AUFGABEN:
1) Wie viel Prozent der Kinder leiden laut dem Text über Allergien bei Kindern bei der Einschulung unter einer Pollenallergie?
2) Schreiben Sie aus dem Text über Allergien bei Kindern die Stelle ab, die mit „Auch kleine Kinder“ beginnt und bis einschließlich „Asthma entwickeln kann.“ reicht.

VORLIEGENDER TEXT:
- - -
Auch kleine Kinder reagieren allergisch

 Allergien gehören schon zu den Volkskrankheiten, was zu Beginn des 20. Jahrhunderts undenkbar war. Allergien sind aktuell auf dem Vormarsch und machen auch vor Säuglingen und Kleinkindern nicht Halt. Die Zahl der an Allergien erkrankten Kinder erhöht sich, etwa 15 Prozent der Kinder leiden bei der Einschulung an Neurodermitis, fast 30 Prozent unter einer Pollenallergie. Jede Allergie wirkt sich bei Kindern ebenso wie bei Erwachsenen aus mit dem Unterschied, dass sich bei fehlender ärztlicher Behandlung oder mangelnder medizinischer Betreuung des Kindes im Erwachsenenalter aus der Allergie auch allergisches Asthma entwickeln kann.
- - -
BEREITGESTELLTES MATERIAL:
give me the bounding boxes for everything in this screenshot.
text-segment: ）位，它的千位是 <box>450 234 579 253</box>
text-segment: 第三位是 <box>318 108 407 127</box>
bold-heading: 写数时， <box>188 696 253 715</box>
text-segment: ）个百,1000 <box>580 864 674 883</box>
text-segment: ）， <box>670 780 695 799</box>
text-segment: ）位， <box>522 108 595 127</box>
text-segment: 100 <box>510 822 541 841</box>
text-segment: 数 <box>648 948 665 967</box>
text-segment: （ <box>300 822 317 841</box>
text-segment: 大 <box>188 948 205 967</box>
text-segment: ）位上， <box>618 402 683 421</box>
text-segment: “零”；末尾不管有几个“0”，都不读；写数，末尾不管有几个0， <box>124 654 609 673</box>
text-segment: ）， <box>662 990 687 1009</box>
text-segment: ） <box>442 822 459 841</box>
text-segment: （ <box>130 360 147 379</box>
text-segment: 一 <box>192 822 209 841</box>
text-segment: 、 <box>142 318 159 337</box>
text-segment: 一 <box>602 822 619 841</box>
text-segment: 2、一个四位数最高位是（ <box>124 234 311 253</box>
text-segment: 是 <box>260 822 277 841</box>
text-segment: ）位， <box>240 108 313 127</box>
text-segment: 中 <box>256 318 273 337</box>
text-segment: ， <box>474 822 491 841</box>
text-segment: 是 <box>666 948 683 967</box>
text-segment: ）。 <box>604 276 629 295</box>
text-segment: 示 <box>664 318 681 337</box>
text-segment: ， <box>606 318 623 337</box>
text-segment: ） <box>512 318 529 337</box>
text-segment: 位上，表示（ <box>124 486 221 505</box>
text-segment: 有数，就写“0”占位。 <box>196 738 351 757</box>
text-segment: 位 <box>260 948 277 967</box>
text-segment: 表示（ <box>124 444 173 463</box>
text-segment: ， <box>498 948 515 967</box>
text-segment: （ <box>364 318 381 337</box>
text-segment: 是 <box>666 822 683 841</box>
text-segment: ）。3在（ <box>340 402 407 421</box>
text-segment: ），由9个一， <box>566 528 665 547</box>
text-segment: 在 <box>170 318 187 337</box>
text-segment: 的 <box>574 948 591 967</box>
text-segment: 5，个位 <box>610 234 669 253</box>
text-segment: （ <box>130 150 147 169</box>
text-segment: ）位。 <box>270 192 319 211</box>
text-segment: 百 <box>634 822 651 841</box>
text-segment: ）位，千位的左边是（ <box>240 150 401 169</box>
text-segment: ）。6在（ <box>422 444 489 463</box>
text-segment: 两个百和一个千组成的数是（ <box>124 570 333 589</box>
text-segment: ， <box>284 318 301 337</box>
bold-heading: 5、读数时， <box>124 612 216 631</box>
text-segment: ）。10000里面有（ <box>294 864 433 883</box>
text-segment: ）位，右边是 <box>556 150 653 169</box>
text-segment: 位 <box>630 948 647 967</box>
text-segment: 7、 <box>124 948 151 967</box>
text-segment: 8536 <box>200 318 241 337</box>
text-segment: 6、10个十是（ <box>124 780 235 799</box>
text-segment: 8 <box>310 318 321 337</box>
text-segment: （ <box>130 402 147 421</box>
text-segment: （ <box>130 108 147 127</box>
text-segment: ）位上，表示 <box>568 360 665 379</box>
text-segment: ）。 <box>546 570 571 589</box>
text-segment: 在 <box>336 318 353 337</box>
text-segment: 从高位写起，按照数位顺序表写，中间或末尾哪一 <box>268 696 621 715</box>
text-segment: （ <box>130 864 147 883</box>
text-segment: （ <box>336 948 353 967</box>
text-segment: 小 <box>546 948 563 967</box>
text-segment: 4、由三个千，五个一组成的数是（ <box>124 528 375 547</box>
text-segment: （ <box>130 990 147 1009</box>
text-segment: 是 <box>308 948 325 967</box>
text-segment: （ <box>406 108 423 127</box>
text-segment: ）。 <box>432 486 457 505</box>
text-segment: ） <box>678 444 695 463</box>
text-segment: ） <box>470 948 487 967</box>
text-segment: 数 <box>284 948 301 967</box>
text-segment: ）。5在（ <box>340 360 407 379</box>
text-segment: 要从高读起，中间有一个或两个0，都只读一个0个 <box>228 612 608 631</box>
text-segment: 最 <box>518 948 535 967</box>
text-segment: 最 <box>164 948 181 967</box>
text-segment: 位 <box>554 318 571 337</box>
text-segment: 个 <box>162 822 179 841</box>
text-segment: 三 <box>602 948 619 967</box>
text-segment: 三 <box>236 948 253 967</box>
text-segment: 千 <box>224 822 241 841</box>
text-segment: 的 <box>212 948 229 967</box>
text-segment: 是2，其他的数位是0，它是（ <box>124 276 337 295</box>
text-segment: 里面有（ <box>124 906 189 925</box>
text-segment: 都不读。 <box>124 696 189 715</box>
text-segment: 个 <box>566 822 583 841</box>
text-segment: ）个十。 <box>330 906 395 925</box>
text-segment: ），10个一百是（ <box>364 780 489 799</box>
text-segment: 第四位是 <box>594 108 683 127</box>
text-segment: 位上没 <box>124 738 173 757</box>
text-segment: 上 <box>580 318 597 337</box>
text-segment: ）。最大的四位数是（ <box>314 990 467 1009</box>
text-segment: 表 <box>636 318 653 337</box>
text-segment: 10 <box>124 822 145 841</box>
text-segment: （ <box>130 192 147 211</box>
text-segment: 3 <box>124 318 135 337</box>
- - -
LÖSUNGEN:
1) Fast 30 Prozent.

2)
Auch kleine Kinder reagieren allergisch

 Allergien gehören schon zu den Volkskrankheiten, was zu Beginn des 20. Jahrhunderts undenkbar war. Allergien sind aktuell auf dem Vormarsch und machen auch vor Säuglingen und Kleinkindern nicht Halt. Die Zahl der an Allergien erkrankten Kinder erhöht sich, etwa 15 Prozent der Kinder leiden bei der Einschulung an Neurodermitis, fast 30 Prozent unter einer Pollenallergie. Jede Allergie wirkt sich bei Kindern ebenso wie bei Erwachsenen aus mit dem Unterschied, dass sich bei fehlender ärztlicher Behandlung oder mangelnder medizinischer Betreuung des Kindes im Erwachsenenalter aus der Allergie auch allergisches Asthma entwickeln kann.